Stored items
(begin)

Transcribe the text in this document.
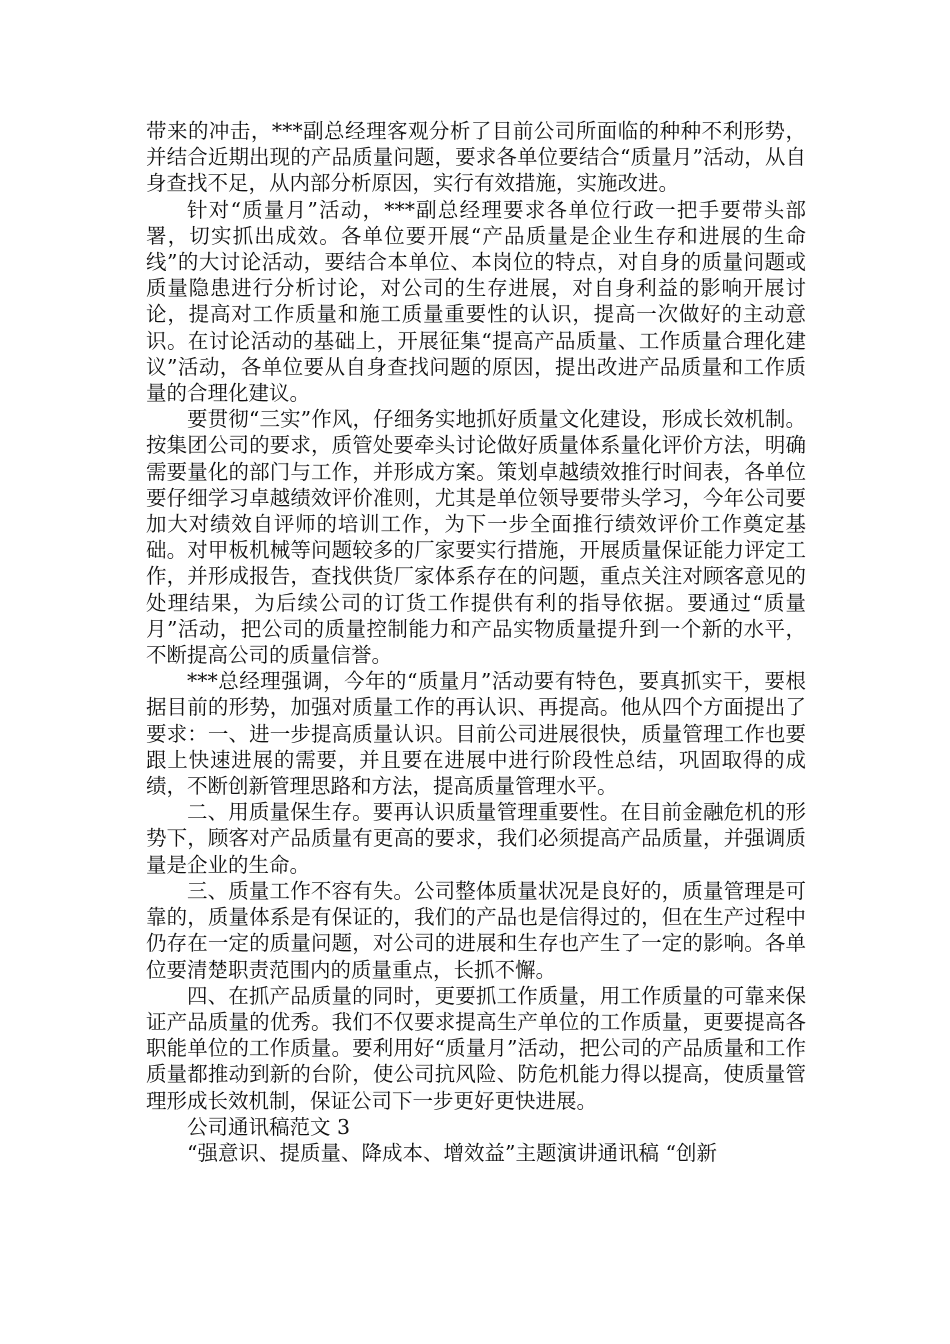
带来的冲击，***副总经理客观分析了目前公司所面临的种种不利形势，并结合近期出现的产品质量问题，要求各单位要结合“质量月”活动，从自身查找不足，从内部分析原因，实行有效措施，实施改进。

针对“质量月”活动，***副总经理要求各单位行政一把手要带头部署，切实抓出成效。各单位要开展“产品质量是企业生存和进展的生命线”的大讨论活动，要结合本单位、本岗位的特点，对自身的质量问题或质量隐患进行分析讨论，对公司的生存进展，对自身利益的影响开展讨论，提高对工作质量和施工质量重要性的认识，提高一次做好的主动意识。在讨论活动的基础上，开展征集“提高产品质量、工作质量合理化建议”活动，各单位要从自身查找问题的原因，提出改进产品质量和工作质量的合理化建议。

要贯彻“三实”作风，仔细务实地抓好质量文化建设，形成长效机制。按集团公司的要求，质管处要牵头讨论做好质量体系量化评价方法，明确需要量化的部门与工作，并形成方案。策划卓越绩效推行时间表，各单位要仔细学习卓越绩效评价准则，尤其是单位领导要带头学习，今年公司要加大对绩效自评师的培训工作，为下一步全面推行绩效评价工作奠定基础。对甲板机械等问题较多的厂家要实行措施，开展质量保证能力评定工作，并形成报告，查找供货厂家体系存在的问题，重点关注对顾客意见的处理结果，为后续公司的订货工作提供有利的指导依据。要通过“质量月”活动，把公司的质量控制能力和产品实物质量提升到一个新的水平，不断提高公司的质量信誉。

***总经理强调，今年的“质量月”活动要有特色，要真抓实干，要根据目前的形势，加强对质量工作的再认识、再提高。他从四个方面提出了要求：一、进一步提高质量认识。目前公司进展很快，质量管理工作也要跟上快速进展的需要，并且要在进展中进行阶段性总结，巩固取得的成绩，不断创新管理思路和方法，提高质量管理水平。

二、用质量保生存。要再认识质量管理重要性。在目前金融危机的形势下，顾客对产品质量有更高的要求，我们必须提高产品质量，并强调质量是企业的生命。

三、质量工作不容有失。公司整体质量状况是良好的，质量管理是可靠的，质量体系是有保证的，我们的产品也是信得过的，但在生产过程中仍存在一定的质量问题，对公司的进展和生存也产生了一定的影响。各单位要清楚职责范围内的质量重点，长抓不懈。

四、在抓产品质量的同时，更要抓工作质量，用工作质量的可靠来保证产品质量的优秀。我们不仅要求提高生产单位的工作质量，更要提高各职能单位的工作质量。要利用好“质量月”活动，把公司的产品质量和工作质量都推动到新的台阶，使公司抗风险、防危机能力得以提高，使质量管理形成长效机制，保证公司下一步更好更快进展。

公司通讯稿范文 3

“强意识、提质量、降成本、增效益”主题演讲通讯稿 “创新
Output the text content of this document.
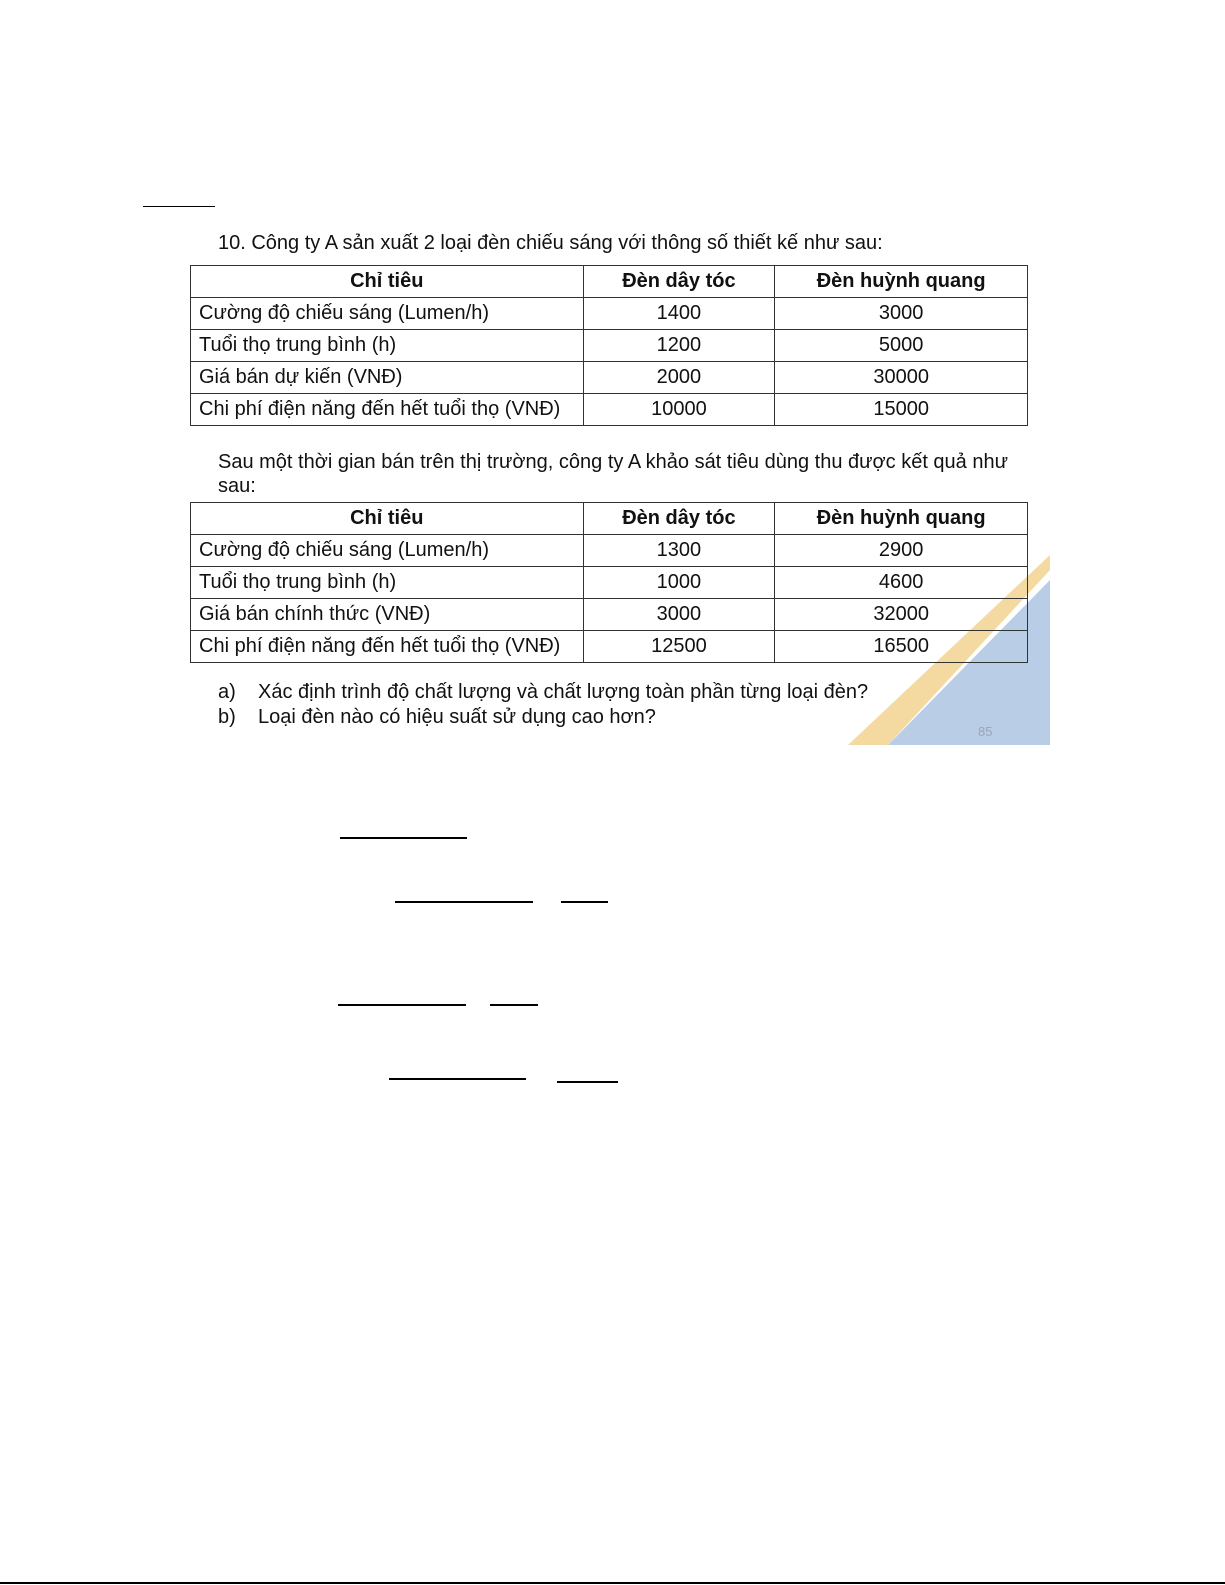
10. Công ty A sản xuất 2 loại đèn chiếu sáng với thông số thiết kế như sau:
Chỉ tiêu	Đèn dây tóc	Đèn huỳnh quang
Cường độ chiếu sáng (Lumen/h)	1400	3000
Tuổi thọ trung bình (h)	1200	5000
Giá bán dự kiến (VNĐ)	2000	30000
Chi phí điện năng đến hết tuổi thọ (VNĐ)	10000	15000
Sau một thời gian bán trên thị trường, công ty A khảo sát tiêu dùng thu được kết quả như sau:
Chỉ tiêu	Đèn dây tóc	Đèn huỳnh quang
Cường độ chiếu sáng (Lumen/h)	1300	2900
Tuổi thọ trung bình (h)	1000	4600
Giá bán chính thức (VNĐ)	3000	32000
Chi phí điện năng đến hết tuổi thọ (VNĐ)	12500	16500
a)	Xác định trình độ chất lượng và chất lượng toàn phần từng loại đèn?
b)	Loại đèn nào có hiệu suất sử dụng cao hơn?
85
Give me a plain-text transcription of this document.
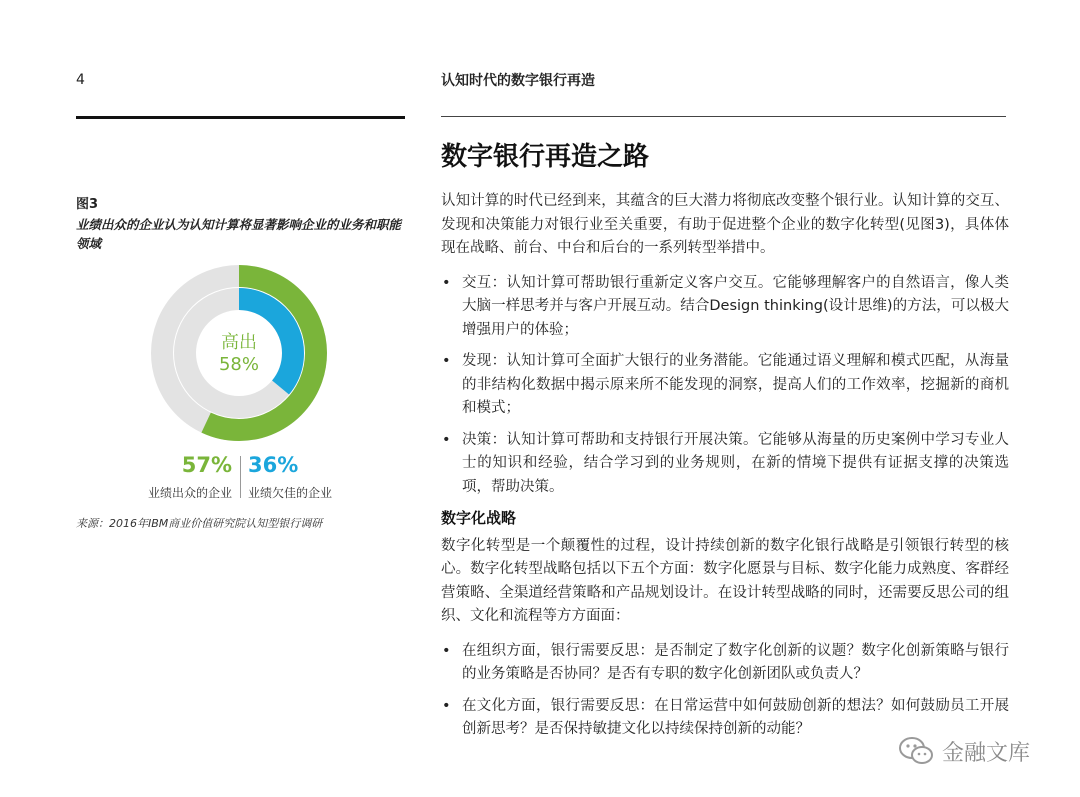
4	认知时代的数字银行再造
数字银行再造之路
图3
业绩出众的企业认为认知计算将显著影响企业的业务和职能领域
高出
58%
57%
业绩出众的企业
36%
业绩欠佳的企业
来源：2016年IBM商业价值研究院认知型银行调研

认知计算的时代已经到来，其蕴含的巨大潜力将彻底改变整个银行业。认知计算的交互、发现和决策能力对银行业至关重要，有助于促进整个企业的数字化转型(见图3)，具体体现在战略、前台、中台和后台的一系列转型举措中。

• 交互：认知计算可帮助银行重新定义客户交互。它能够理解客户的自然语言，像人类大脑一样思考并与客户开展互动。结合Design thinking(设计思维)的方法，可以极大增强用户的体验；
• 发现：认知计算可全面扩大银行的业务潜能。它能通过语义理解和模式匹配，从海量的非结构化数据中揭示原来所不能发现的洞察，提高人们的工作效率，挖掘新的商机和模式；
• 决策：认知计算可帮助和支持银行开展决策。它能够从海量的历史案例中学习专业人士的知识和经验，结合学习到的业务规则，在新的情境下提供有证据支撑的决策选项，帮助决策。
数字化战略

数字化转型是一个颠覆性的过程，设计持续创新的数字化银行战略是引领银行转型的核心。数字化转型战略包括以下五个方面：数字化愿景与目标、数字化能力成熟度、客群经营策略、全渠道经营策略和产品规划设计。在设计转型战略的同时，还需要反思公司的组织、文化和流程等方方面面：

• 在组织方面，银行需要反思：是否制定了数字化创新的议题？数字化创新策略与银行的业务策略是否协同？是否有专职的数字化创新团队或负责人？
• 在文化方面，银行需要反思：在日常运营中如何鼓励创新的想法？如何鼓励员工开展创新思考？是否保持敏捷文化以持续保持创新的动能？
金融文库
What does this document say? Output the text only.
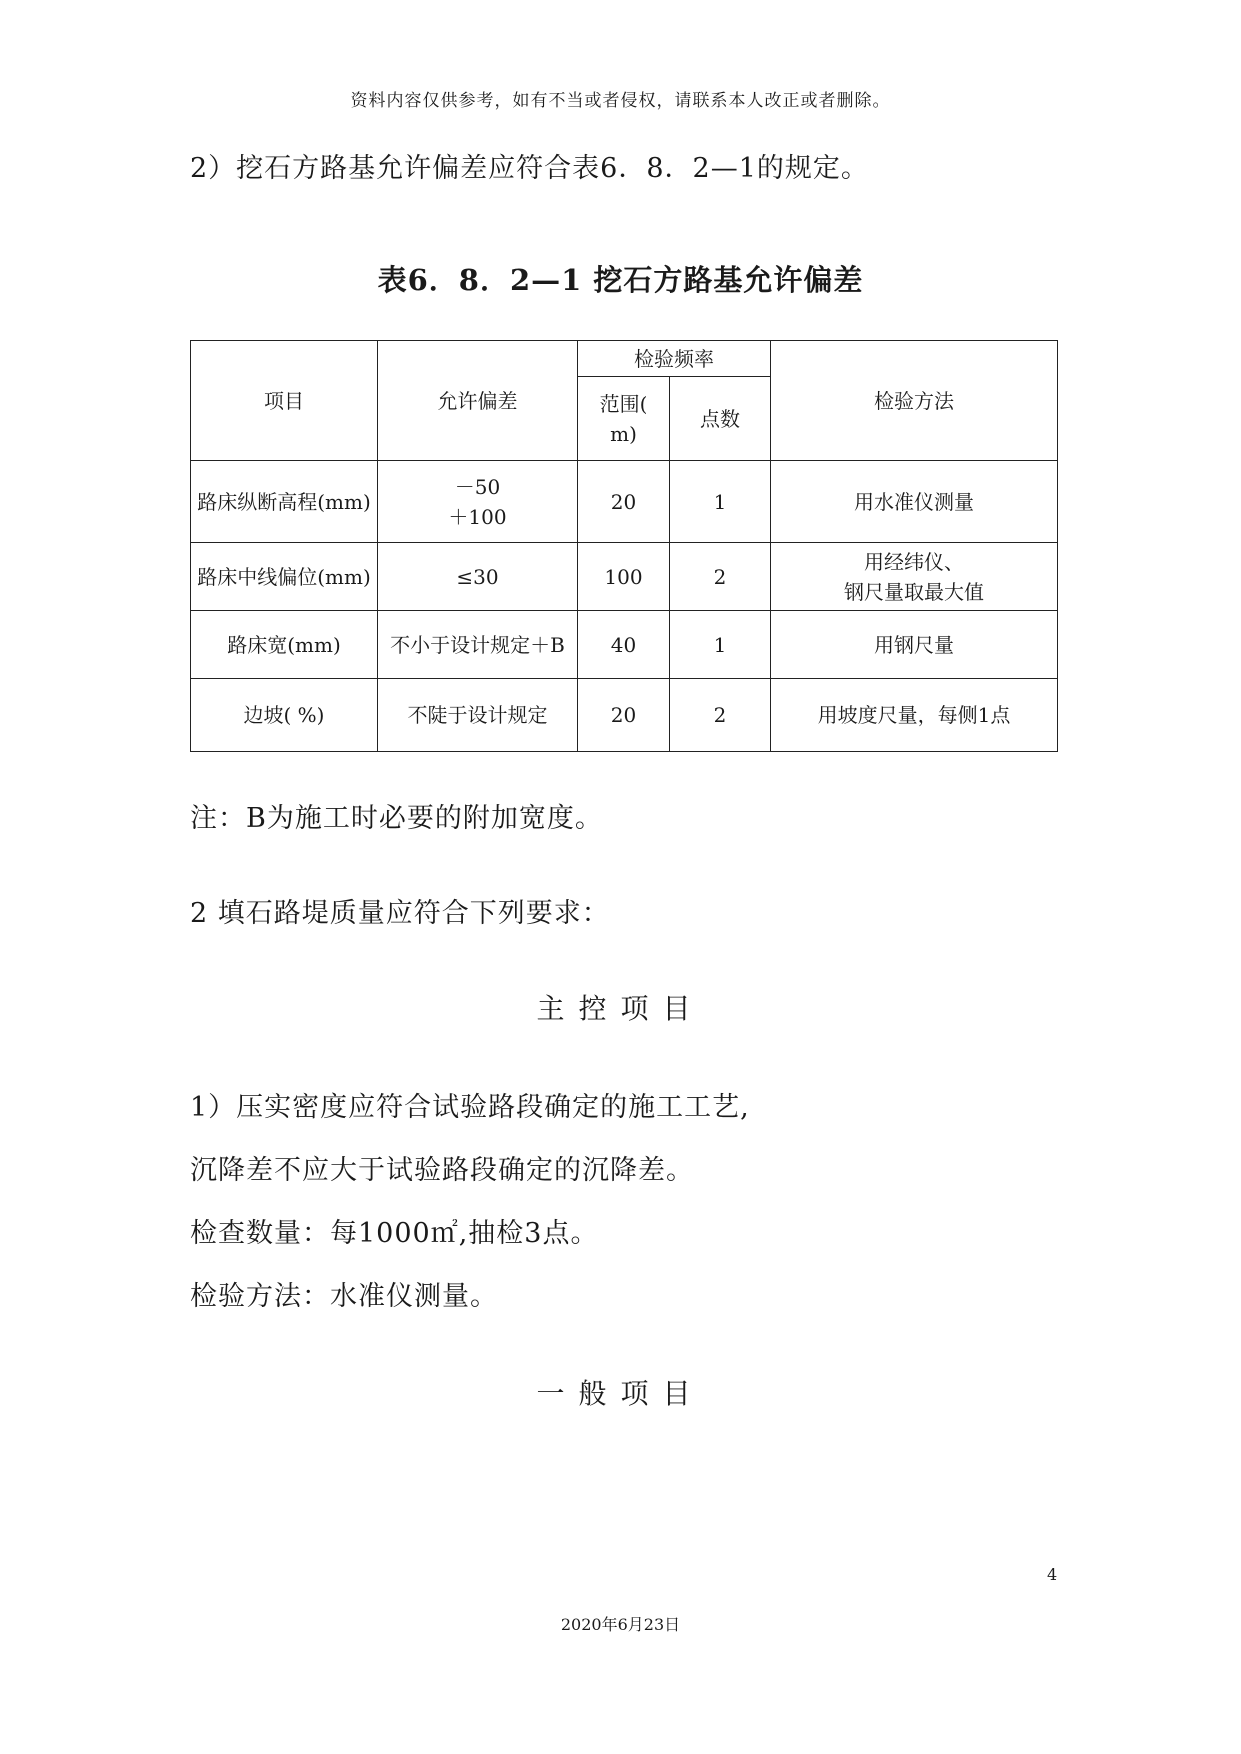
资料内容仅供参考，如有不当或者侵权，请联系本人改正或者删除。
2）挖石方路基允许偏差应符合表6．8．2—1的规定。
表6．8．2—1 挖石方路基允许偏差
项目	允许偏差	检验频率		检验方法

		范围(
m)	点数	
路床纵断高程(mm)	－50
＋100	20	1	用水准仪测量
路床中线偏位(mm)	≤30	100	2	用经纬仪、
钢尺量取最大值

路床宽(mm)	不小于设计规定＋B	40	1	用钢尺量
边坡( %)	不陡于设计规定	20	2	用坡度尺量，每侧1点
注：B为施工时必要的附加宽度。
2 填石路堤质量应符合下列要求：
主控项目
1）压实密度应符合试验路段确定的施工工艺,
沉降差不应大于试验路段确定的沉降差。
检查数量：每1000㎡,抽检3点。
检验方法：水准仪测量。
一般项目
4
2020年6月23日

(end)

**Exercise task:**
Print out the material word for word, omitting the pictures.

**Solution below:**
Transcribe the text in this document.
带来的冲击，***副总经理客观分析了目前公司所面临的种种不利形势，并结合近期出现的产品质量问题，要求各单位要结合“质量月”活动，从自身查找不足，从内部分析原因，实行有效措施，实施改进。

针对“质量月”活动，***副总经理要求各单位行政一把手要带头部署，切实抓出成效。各单位要开展“产品质量是企业生存和进展的生命线”的大讨论活动，要结合本单位、本岗位的特点，对自身的质量问题或质量隐患进行分析讨论，对公司的生存进展，对自身利益的影响开展讨论，提高对工作质量和施工质量重要性的认识，提高一次做好的主动意识。在讨论活动的基础上，开展征集“提高产品质量、工作质量合理化建议”活动，各单位要从自身查找问题的原因，提出改进产品质量和工作质量的合理化建议。

要贯彻“三实”作风，仔细务实地抓好质量文化建设，形成长效机制。按集团公司的要求，质管处要牵头讨论做好质量体系量化评价方法，明确需要量化的部门与工作，并形成方案。策划卓越绩效推行时间表，各单位要仔细学习卓越绩效评价准则，尤其是单位领导要带头学习，今年公司要加大对绩效自评师的培训工作，为下一步全面推行绩效评价工作奠定基础。对甲板机械等问题较多的厂家要实行措施，开展质量保证能力评定工作，并形成报告，查找供货厂家体系存在的问题，重点关注对顾客意见的处理结果，为后续公司的订货工作提供有利的指导依据。要通过“质量月”活动，把公司的质量控制能力和产品实物质量提升到一个新的水平，不断提高公司的质量信誉。

***总经理强调，今年的“质量月”活动要有特色，要真抓实干，要根据目前的形势，加强对质量工作的再认识、再提高。他从四个方面提出了要求：一、进一步提高质量认识。目前公司进展很快，质量管理工作也要跟上快速进展的需要，并且要在进展中进行阶段性总结，巩固取得的成绩，不断创新管理思路和方法，提高质量管理水平。

二、用质量保生存。要再认识质量管理重要性。在目前金融危机的形势下，顾客对产品质量有更高的要求，我们必须提高产品质量，并强调质量是企业的生命。

三、质量工作不容有失。公司整体质量状况是良好的，质量管理是可靠的，质量体系是有保证的，我们的产品也是信得过的，但在生产过程中仍存在一定的质量问题，对公司的进展和生存也产生了一定的影响。各单位要清楚职责范围内的质量重点，长抓不懈。

四、在抓产品质量的同时，更要抓工作质量，用工作质量的可靠来保证产品质量的优秀。我们不仅要求提高生产单位的工作质量，更要提高各职能单位的工作质量。要利用好“质量月”活动，把公司的产品质量和工作质量都推动到新的台阶，使公司抗风险、防危机能力得以提高，使质量管理形成长效机制，保证公司下一步更好更快进展。

公司通讯稿范文 3

“强意识、提质量、降成本、增效益”主题演讲通讯稿 “创新
Output the text content of this document.
10. Công ty A sản xuất 2 loại đèn chiếu sáng với thông số thiết kế như sau:
Chỉ tiêu	Đèn dây tóc	Đèn huỳnh quang
Cường độ chiếu sáng (Lumen/h)	1400	3000
Tuổi thọ trung bình (h)	1200	5000
Giá bán dự kiến (VNĐ)	2000	30000
Chi phí điện năng đến hết tuổi thọ (VNĐ)	10000	15000
Sau một thời gian bán trên thị trường, công ty A khảo sát tiêu dùng thu được kết quả như sau:
Chỉ tiêu	Đèn dây tóc	Đèn huỳnh quang
Cường độ chiếu sáng (Lumen/h)	1300	2900
Tuổi thọ trung bình (h)	1000	4600
Giá bán chính thức (VNĐ)	3000	32000
Chi phí điện năng đến hết tuổi thọ (VNĐ)	12500	16500
a)	Xác định trình độ chất lượng và chất lượng toàn phần từng loại đèn?
b)	Loại đèn nào có hiệu suất sử dụng cao hơn?
85
Give me a plain-text transcription of this document.
4	认知时代的数字银行再造
数字银行再造之路
图3
业绩出众的企业认为认知计算将显著影响企业的业务和职能领域
高出
58%
57%
业绩出众的企业
36%
业绩欠佳的企业
来源：2016年IBM商业价值研究院认知型银行调研

认知计算的时代已经到来，其蕴含的巨大潜力将彻底改变整个银行业。认知计算的交互、发现和决策能力对银行业至关重要，有助于促进整个企业的数字化转型(见图3)，具体体现在战略、前台、中台和后台的一系列转型举措中。

• 交互：认知计算可帮助银行重新定义客户交互。它能够理解客户的自然语言，像人类大脑一样思考并与客户开展互动。结合Design thinking(设计思维)的方法，可以极大增强用户的体验；
• 发现：认知计算可全面扩大银行的业务潜能。它能通过语义理解和模式匹配，从海量的非结构化数据中揭示原来所不能发现的洞察，提高人们的工作效率，挖掘新的商机和模式；
• 决策：认知计算可帮助和支持银行开展决策。它能够从海量的历史案例中学习专业人士的知识和经验，结合学习到的业务规则，在新的情境下提供有证据支撑的决策选项，帮助决策。
数字化战略

数字化转型是一个颠覆性的过程，设计持续创新的数字化银行战略是引领银行转型的核心。数字化转型战略包括以下五个方面：数字化愿景与目标、数字化能力成熟度、客群经营策略、全渠道经营策略和产品规划设计。在设计转型战略的同时，还需要反思公司的组织、文化和流程等方方面面：

• 在组织方面，银行需要反思：是否制定了数字化创新的议题？数字化创新策略与银行的业务策略是否协同？是否有专职的数字化创新团队或负责人？
• 在文化方面，银行需要反思：在日常运营中如何鼓励创新的想法？如何鼓励员工开展创新思考？是否保持敏捷文化以持续保持创新的动能？
金融文库
What does this document say? Output the text only.
资料内容仅供参考，如有不当或者侵权，请联系本人改正或者删除。
2）挖石方路基允许偏差应符合表6．8．2—1的规定。
表6．8．2—1 挖石方路基允许偏差
项目	允许偏差	检验频率		检验方法

		范围(
m)	点数	
路床纵断高程(mm)	－50
＋100	20	1	用水准仪测量
路床中线偏位(mm)	≤30	100	2	用经纬仪、
钢尺量取最大值

路床宽(mm)	不小于设计规定＋B	40	1	用钢尺量
边坡( %)	不陡于设计规定	20	2	用坡度尺量，每侧1点
注：B为施工时必要的附加宽度。
2 填石路堤质量应符合下列要求：
主控项目
1）压实密度应符合试验路段确定的施工工艺,
沉降差不应大于试验路段确定的沉降差。
检查数量：每1000㎡,抽检3点。
检验方法：水准仪测量。
一般项目
4
2020年6月23日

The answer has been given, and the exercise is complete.